PROBLEM TO SOLVE: Keep the pictures out and restate every record exactly.

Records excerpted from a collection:
— START —
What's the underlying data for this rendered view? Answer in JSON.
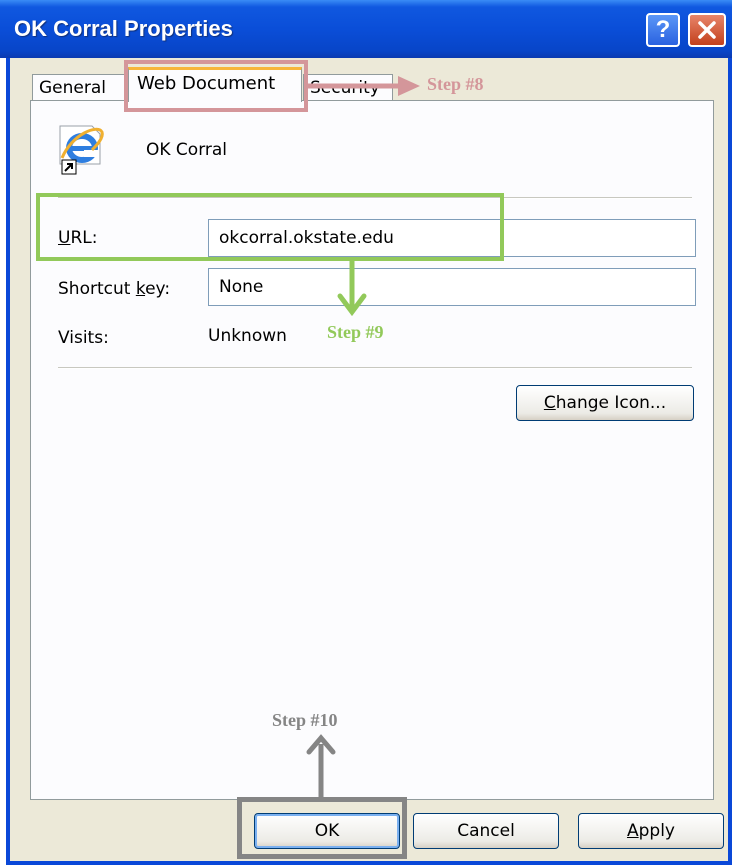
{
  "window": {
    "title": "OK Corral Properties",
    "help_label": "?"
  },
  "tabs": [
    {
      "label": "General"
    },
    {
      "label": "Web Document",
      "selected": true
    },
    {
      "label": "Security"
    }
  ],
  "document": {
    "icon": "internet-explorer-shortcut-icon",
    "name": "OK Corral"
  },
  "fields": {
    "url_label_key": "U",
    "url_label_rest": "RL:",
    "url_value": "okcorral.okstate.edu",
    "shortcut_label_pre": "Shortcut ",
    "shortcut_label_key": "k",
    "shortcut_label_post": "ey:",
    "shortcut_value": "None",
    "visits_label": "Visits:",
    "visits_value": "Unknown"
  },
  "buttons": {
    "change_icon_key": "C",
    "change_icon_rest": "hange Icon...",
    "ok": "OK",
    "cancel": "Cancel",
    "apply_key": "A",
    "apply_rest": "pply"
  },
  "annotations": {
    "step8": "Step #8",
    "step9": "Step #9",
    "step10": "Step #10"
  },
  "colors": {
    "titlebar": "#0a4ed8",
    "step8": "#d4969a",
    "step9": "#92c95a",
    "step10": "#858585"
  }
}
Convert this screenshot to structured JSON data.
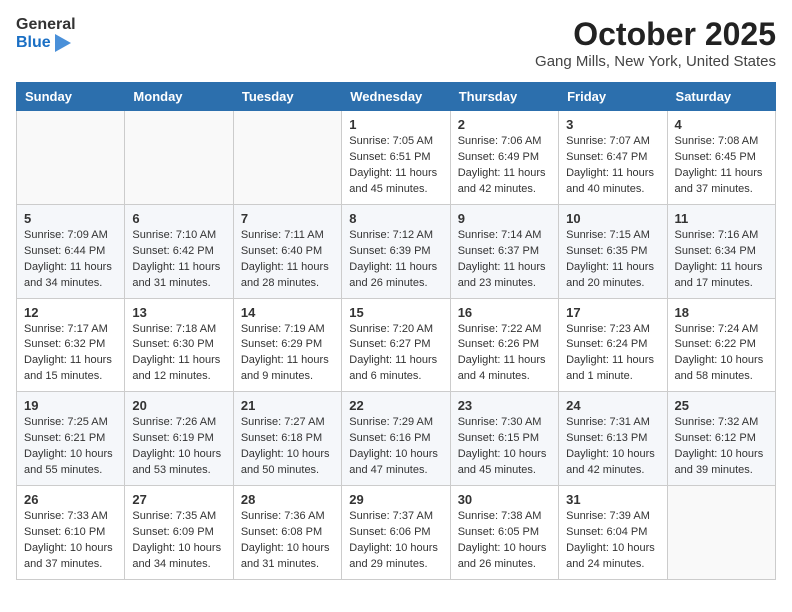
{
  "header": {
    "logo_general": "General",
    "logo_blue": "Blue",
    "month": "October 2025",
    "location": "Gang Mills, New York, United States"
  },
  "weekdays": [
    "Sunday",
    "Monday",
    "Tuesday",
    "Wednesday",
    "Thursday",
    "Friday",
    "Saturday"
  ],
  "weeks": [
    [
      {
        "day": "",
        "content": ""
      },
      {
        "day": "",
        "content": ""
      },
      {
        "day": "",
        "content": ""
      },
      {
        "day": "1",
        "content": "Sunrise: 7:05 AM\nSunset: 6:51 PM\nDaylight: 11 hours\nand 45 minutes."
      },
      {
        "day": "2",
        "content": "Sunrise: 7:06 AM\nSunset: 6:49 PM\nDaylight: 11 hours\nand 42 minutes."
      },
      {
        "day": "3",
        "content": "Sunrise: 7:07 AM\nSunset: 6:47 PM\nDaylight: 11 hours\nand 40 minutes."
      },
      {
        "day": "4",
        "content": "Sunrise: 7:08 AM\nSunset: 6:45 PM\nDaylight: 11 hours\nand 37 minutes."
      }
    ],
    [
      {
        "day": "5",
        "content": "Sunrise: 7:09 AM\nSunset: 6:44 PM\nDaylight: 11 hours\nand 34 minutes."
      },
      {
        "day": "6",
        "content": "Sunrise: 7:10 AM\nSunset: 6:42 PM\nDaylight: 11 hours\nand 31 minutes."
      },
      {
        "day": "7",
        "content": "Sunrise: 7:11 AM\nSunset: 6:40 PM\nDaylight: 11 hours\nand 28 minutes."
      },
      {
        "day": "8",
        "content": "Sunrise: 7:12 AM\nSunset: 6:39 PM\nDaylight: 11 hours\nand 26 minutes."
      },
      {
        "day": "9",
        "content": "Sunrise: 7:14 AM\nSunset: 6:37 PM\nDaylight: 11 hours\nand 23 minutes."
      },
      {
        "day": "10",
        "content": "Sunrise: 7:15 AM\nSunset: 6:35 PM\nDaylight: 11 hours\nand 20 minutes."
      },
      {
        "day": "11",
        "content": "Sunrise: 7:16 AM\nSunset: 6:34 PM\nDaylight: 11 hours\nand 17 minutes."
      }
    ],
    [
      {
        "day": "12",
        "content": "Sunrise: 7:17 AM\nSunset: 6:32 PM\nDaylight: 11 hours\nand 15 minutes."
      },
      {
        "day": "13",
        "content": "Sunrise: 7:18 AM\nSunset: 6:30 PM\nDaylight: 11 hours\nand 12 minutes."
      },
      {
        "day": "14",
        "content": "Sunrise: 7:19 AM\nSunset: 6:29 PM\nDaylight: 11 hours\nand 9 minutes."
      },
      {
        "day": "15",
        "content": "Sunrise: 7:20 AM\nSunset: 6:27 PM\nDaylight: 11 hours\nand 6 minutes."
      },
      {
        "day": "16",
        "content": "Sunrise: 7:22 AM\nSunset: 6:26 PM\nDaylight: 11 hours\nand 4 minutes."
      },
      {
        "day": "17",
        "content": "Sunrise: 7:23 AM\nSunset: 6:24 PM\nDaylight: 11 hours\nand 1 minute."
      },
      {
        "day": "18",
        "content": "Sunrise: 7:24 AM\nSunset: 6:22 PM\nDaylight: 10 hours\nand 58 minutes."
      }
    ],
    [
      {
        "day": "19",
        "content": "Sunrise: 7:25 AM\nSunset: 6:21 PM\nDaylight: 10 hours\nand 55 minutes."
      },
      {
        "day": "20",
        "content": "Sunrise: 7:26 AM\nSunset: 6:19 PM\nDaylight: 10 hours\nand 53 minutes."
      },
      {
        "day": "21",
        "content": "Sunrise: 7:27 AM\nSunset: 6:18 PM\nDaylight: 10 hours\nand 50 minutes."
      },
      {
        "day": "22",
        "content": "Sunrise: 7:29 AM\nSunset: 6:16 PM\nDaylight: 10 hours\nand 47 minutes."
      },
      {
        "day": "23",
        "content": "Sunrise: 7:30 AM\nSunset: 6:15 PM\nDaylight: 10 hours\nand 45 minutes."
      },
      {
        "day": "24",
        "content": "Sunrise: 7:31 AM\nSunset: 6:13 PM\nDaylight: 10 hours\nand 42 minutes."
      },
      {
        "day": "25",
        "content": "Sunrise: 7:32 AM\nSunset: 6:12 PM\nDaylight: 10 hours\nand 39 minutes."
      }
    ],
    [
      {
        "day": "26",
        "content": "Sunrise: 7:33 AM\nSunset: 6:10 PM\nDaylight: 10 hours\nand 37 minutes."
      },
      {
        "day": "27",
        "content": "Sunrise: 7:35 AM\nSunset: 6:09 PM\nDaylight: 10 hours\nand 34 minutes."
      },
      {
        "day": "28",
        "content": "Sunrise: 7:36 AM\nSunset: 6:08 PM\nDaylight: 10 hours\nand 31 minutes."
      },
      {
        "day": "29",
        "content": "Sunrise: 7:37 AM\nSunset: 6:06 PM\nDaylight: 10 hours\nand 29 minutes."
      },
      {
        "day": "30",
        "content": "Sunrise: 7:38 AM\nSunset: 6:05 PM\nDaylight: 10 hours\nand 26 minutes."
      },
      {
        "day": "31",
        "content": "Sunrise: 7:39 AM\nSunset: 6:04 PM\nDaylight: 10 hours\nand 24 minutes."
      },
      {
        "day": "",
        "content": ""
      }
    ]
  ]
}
— END —
TASK RESULT:
What's the underlying data for this rendered view? Answer in JSON.
{
  "window": {
    "title": "OK Corral Properties",
    "help_label": "?"
  },
  "tabs": [
    {
      "label": "General"
    },
    {
      "label": "Web Document",
      "selected": true
    },
    {
      "label": "Security"
    }
  ],
  "document": {
    "icon": "internet-explorer-shortcut-icon",
    "name": "OK Corral"
  },
  "fields": {
    "url_label_key": "U",
    "url_label_rest": "RL:",
    "url_value": "okcorral.okstate.edu",
    "shortcut_label_pre": "Shortcut ",
    "shortcut_label_key": "k",
    "shortcut_label_post": "ey:",
    "shortcut_value": "None",
    "visits_label": "Visits:",
    "visits_value": "Unknown"
  },
  "buttons": {
    "change_icon_key": "C",
    "change_icon_rest": "hange Icon...",
    "ok": "OK",
    "cancel": "Cancel",
    "apply_key": "A",
    "apply_rest": "pply"
  },
  "annotations": {
    "step8": "Step #8",
    "step9": "Step #9",
    "step10": "Step #10"
  },
  "colors": {
    "titlebar": "#0a4ed8",
    "step8": "#d4969a",
    "step9": "#92c95a",
    "step10": "#858585"
  }
}
Convert this screenshot to structured JSON data.
{
  "header": {
    "logo_general": "General",
    "logo_blue": "Blue",
    "month": "October 2025",
    "location": "Gang Mills, New York, United States"
  },
  "weekdays": [
    "Sunday",
    "Monday",
    "Tuesday",
    "Wednesday",
    "Thursday",
    "Friday",
    "Saturday"
  ],
  "weeks": [
    [
      {
        "day": "",
        "content": ""
      },
      {
        "day": "",
        "content": ""
      },
      {
        "day": "",
        "content": ""
      },
      {
        "day": "1",
        "content": "Sunrise: 7:05 AM\nSunset: 6:51 PM\nDaylight: 11 hours\nand 45 minutes."
      },
      {
        "day": "2",
        "content": "Sunrise: 7:06 AM\nSunset: 6:49 PM\nDaylight: 11 hours\nand 42 minutes."
      },
      {
        "day": "3",
        "content": "Sunrise: 7:07 AM\nSunset: 6:47 PM\nDaylight: 11 hours\nand 40 minutes."
      },
      {
        "day": "4",
        "content": "Sunrise: 7:08 AM\nSunset: 6:45 PM\nDaylight: 11 hours\nand 37 minutes."
      }
    ],
    [
      {
        "day": "5",
        "content": "Sunrise: 7:09 AM\nSunset: 6:44 PM\nDaylight: 11 hours\nand 34 minutes."
      },
      {
        "day": "6",
        "content": "Sunrise: 7:10 AM\nSunset: 6:42 PM\nDaylight: 11 hours\nand 31 minutes."
      },
      {
        "day": "7",
        "content": "Sunrise: 7:11 AM\nSunset: 6:40 PM\nDaylight: 11 hours\nand 28 minutes."
      },
      {
        "day": "8",
        "content": "Sunrise: 7:12 AM\nSunset: 6:39 PM\nDaylight: 11 hours\nand 26 minutes."
      },
      {
        "day": "9",
        "content": "Sunrise: 7:14 AM\nSunset: 6:37 PM\nDaylight: 11 hours\nand 23 minutes."
      },
      {
        "day": "10",
        "content": "Sunrise: 7:15 AM\nSunset: 6:35 PM\nDaylight: 11 hours\nand 20 minutes."
      },
      {
        "day": "11",
        "content": "Sunrise: 7:16 AM\nSunset: 6:34 PM\nDaylight: 11 hours\nand 17 minutes."
      }
    ],
    [
      {
        "day": "12",
        "content": "Sunrise: 7:17 AM\nSunset: 6:32 PM\nDaylight: 11 hours\nand 15 minutes."
      },
      {
        "day": "13",
        "content": "Sunrise: 7:18 AM\nSunset: 6:30 PM\nDaylight: 11 hours\nand 12 minutes."
      },
      {
        "day": "14",
        "content": "Sunrise: 7:19 AM\nSunset: 6:29 PM\nDaylight: 11 hours\nand 9 minutes."
      },
      {
        "day": "15",
        "content": "Sunrise: 7:20 AM\nSunset: 6:27 PM\nDaylight: 11 hours\nand 6 minutes."
      },
      {
        "day": "16",
        "content": "Sunrise: 7:22 AM\nSunset: 6:26 PM\nDaylight: 11 hours\nand 4 minutes."
      },
      {
        "day": "17",
        "content": "Sunrise: 7:23 AM\nSunset: 6:24 PM\nDaylight: 11 hours\nand 1 minute."
      },
      {
        "day": "18",
        "content": "Sunrise: 7:24 AM\nSunset: 6:22 PM\nDaylight: 10 hours\nand 58 minutes."
      }
    ],
    [
      {
        "day": "19",
        "content": "Sunrise: 7:25 AM\nSunset: 6:21 PM\nDaylight: 10 hours\nand 55 minutes."
      },
      {
        "day": "20",
        "content": "Sunrise: 7:26 AM\nSunset: 6:19 PM\nDaylight: 10 hours\nand 53 minutes."
      },
      {
        "day": "21",
        "content": "Sunrise: 7:27 AM\nSunset: 6:18 PM\nDaylight: 10 hours\nand 50 minutes."
      },
      {
        "day": "22",
        "content": "Sunrise: 7:29 AM\nSunset: 6:16 PM\nDaylight: 10 hours\nand 47 minutes."
      },
      {
        "day": "23",
        "content": "Sunrise: 7:30 AM\nSunset: 6:15 PM\nDaylight: 10 hours\nand 45 minutes."
      },
      {
        "day": "24",
        "content": "Sunrise: 7:31 AM\nSunset: 6:13 PM\nDaylight: 10 hours\nand 42 minutes."
      },
      {
        "day": "25",
        "content": "Sunrise: 7:32 AM\nSunset: 6:12 PM\nDaylight: 10 hours\nand 39 minutes."
      }
    ],
    [
      {
        "day": "26",
        "content": "Sunrise: 7:33 AM\nSunset: 6:10 PM\nDaylight: 10 hours\nand 37 minutes."
      },
      {
        "day": "27",
        "content": "Sunrise: 7:35 AM\nSunset: 6:09 PM\nDaylight: 10 hours\nand 34 minutes."
      },
      {
        "day": "28",
        "content": "Sunrise: 7:36 AM\nSunset: 6:08 PM\nDaylight: 10 hours\nand 31 minutes."
      },
      {
        "day": "29",
        "content": "Sunrise: 7:37 AM\nSunset: 6:06 PM\nDaylight: 10 hours\nand 29 minutes."
      },
      {
        "day": "30",
        "content": "Sunrise: 7:38 AM\nSunset: 6:05 PM\nDaylight: 10 hours\nand 26 minutes."
      },
      {
        "day": "31",
        "content": "Sunrise: 7:39 AM\nSunset: 6:04 PM\nDaylight: 10 hours\nand 24 minutes."
      },
      {
        "day": "",
        "content": ""
      }
    ]
  ]
}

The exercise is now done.